───── PROVIDED ENTRIES ─────

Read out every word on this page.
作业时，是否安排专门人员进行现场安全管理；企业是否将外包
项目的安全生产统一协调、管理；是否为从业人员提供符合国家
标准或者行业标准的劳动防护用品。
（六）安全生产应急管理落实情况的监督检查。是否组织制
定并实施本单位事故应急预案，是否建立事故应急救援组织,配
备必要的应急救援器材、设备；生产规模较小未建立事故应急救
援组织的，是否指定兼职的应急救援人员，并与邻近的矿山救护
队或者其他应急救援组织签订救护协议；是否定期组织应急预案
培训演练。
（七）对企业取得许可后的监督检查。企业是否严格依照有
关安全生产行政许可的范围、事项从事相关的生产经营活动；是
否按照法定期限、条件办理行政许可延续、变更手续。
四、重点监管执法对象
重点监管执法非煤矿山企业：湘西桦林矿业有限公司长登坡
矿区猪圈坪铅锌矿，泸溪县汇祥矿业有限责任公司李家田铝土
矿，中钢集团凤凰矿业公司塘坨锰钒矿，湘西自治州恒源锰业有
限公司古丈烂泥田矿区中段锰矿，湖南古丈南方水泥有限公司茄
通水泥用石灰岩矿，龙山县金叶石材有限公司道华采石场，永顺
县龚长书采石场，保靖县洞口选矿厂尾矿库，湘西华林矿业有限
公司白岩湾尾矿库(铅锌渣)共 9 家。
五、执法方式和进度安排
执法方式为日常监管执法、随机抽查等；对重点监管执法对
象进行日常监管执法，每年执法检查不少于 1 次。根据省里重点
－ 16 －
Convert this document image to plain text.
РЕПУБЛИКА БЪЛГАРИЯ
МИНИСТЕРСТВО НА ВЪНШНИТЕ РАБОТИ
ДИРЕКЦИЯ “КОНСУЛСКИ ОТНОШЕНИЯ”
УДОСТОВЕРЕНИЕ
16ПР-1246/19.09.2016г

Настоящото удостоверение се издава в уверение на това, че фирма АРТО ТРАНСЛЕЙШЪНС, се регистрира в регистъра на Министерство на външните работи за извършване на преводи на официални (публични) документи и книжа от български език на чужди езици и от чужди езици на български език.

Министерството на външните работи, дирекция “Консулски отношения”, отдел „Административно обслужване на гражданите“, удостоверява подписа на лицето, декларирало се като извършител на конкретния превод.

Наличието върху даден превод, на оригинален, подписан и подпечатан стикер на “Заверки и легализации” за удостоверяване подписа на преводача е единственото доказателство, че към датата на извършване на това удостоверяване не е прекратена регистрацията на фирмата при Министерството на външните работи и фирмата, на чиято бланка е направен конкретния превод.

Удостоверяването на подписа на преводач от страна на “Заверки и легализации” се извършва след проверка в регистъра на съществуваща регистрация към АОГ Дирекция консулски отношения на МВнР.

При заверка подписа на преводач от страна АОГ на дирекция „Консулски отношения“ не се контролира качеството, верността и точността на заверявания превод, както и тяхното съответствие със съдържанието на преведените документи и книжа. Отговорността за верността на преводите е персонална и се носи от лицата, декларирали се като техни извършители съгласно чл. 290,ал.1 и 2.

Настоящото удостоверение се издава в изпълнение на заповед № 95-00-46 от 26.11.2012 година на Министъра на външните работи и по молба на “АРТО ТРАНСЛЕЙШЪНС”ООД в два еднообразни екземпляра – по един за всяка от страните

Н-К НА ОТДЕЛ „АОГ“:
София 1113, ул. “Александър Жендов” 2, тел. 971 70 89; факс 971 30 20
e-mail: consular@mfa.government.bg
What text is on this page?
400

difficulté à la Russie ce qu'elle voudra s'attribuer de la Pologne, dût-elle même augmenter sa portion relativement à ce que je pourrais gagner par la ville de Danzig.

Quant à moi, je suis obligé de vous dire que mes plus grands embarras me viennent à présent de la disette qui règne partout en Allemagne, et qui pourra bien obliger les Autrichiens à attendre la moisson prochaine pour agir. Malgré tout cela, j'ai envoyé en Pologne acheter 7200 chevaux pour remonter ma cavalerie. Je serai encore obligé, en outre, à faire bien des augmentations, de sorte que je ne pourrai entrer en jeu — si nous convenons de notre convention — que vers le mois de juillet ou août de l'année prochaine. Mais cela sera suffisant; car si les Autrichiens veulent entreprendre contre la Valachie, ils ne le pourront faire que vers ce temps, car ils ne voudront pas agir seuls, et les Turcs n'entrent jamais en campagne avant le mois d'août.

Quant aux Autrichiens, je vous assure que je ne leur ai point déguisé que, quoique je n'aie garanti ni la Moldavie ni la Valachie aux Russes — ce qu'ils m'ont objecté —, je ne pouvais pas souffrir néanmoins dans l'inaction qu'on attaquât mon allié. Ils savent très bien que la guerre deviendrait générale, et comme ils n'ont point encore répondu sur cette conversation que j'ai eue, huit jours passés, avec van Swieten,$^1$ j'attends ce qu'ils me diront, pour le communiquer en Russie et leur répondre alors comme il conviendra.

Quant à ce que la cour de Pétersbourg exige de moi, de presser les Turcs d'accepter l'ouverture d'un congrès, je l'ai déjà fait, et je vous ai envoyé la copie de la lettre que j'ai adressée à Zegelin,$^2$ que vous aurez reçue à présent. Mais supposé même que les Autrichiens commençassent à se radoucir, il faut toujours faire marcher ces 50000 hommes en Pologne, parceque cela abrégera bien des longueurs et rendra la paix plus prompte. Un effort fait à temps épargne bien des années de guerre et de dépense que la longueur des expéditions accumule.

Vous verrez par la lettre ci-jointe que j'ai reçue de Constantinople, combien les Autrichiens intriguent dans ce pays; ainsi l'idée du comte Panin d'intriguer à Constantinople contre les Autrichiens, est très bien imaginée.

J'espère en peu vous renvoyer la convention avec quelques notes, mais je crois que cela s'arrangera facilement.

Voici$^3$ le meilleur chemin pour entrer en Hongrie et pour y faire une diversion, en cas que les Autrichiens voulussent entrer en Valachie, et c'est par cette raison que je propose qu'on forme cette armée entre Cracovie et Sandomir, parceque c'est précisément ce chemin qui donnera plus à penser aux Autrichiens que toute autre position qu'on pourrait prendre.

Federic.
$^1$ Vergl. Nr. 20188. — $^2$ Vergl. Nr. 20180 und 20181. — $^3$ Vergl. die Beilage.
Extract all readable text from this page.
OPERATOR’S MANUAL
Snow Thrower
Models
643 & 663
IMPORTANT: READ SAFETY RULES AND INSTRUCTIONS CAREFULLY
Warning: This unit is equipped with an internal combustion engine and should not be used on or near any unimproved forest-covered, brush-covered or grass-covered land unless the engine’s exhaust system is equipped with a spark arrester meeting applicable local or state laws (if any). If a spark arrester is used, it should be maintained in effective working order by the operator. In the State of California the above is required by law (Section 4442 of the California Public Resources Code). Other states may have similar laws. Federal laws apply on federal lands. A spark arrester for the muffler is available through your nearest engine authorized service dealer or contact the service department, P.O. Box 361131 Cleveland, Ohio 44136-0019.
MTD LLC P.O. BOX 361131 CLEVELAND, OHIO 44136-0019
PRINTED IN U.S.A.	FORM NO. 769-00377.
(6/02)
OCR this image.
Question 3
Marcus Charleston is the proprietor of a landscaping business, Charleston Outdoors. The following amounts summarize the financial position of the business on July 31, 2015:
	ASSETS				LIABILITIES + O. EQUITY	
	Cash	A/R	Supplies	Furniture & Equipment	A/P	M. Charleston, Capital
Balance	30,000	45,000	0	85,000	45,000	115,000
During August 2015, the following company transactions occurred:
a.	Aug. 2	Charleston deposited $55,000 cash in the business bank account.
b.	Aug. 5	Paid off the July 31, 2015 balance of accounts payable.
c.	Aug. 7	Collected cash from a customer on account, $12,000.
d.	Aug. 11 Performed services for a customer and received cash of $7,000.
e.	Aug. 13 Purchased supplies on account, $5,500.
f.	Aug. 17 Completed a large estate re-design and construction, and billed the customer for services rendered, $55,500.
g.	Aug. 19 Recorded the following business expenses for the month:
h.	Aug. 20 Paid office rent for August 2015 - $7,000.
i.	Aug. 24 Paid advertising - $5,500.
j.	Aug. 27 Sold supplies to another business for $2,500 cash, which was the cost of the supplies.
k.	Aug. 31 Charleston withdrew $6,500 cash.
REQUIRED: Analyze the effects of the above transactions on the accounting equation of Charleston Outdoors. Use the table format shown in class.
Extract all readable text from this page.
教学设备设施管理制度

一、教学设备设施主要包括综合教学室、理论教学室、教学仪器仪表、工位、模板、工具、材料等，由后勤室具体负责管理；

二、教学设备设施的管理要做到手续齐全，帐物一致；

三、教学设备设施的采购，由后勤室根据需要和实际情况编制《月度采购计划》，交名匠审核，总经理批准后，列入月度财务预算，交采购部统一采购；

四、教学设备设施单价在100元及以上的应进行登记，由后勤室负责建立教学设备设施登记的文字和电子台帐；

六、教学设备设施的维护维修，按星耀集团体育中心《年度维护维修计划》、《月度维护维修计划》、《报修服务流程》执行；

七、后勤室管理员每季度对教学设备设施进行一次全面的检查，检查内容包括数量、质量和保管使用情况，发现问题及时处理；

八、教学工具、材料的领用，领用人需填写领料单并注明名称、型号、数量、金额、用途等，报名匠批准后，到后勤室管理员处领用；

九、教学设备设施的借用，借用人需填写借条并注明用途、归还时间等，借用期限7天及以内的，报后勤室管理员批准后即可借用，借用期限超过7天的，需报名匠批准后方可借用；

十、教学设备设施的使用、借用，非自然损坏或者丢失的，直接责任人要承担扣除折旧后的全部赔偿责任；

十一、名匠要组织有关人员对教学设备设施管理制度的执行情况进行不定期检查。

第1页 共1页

─────

WHAT IS ASKED:
Copy all lines in the listing above where the string "извършване" appears.

FINISHED ANSWER:
Настоящото удостоверение се издава в уверение на това, че фирма АРТО ТРАНСЛЕЙШЪНС, се регистрира в регистъра на Министерство на външните работи за извършване на преводи на официални (публични) документи и книжа от български език на чужди езици и от чужди езици на български език.
Наличието върху даден превод, на оригинален, подписан и подпечатан стикер на “Заверки и легализации” за удостоверяване подписа на преводача е единственото доказателство, че към датата на извършване на това удостоверяване не е прекратена регистрацията на фирмата при Министерството на външните работи и фирмата, на чиято бланка е направен конкретния превод.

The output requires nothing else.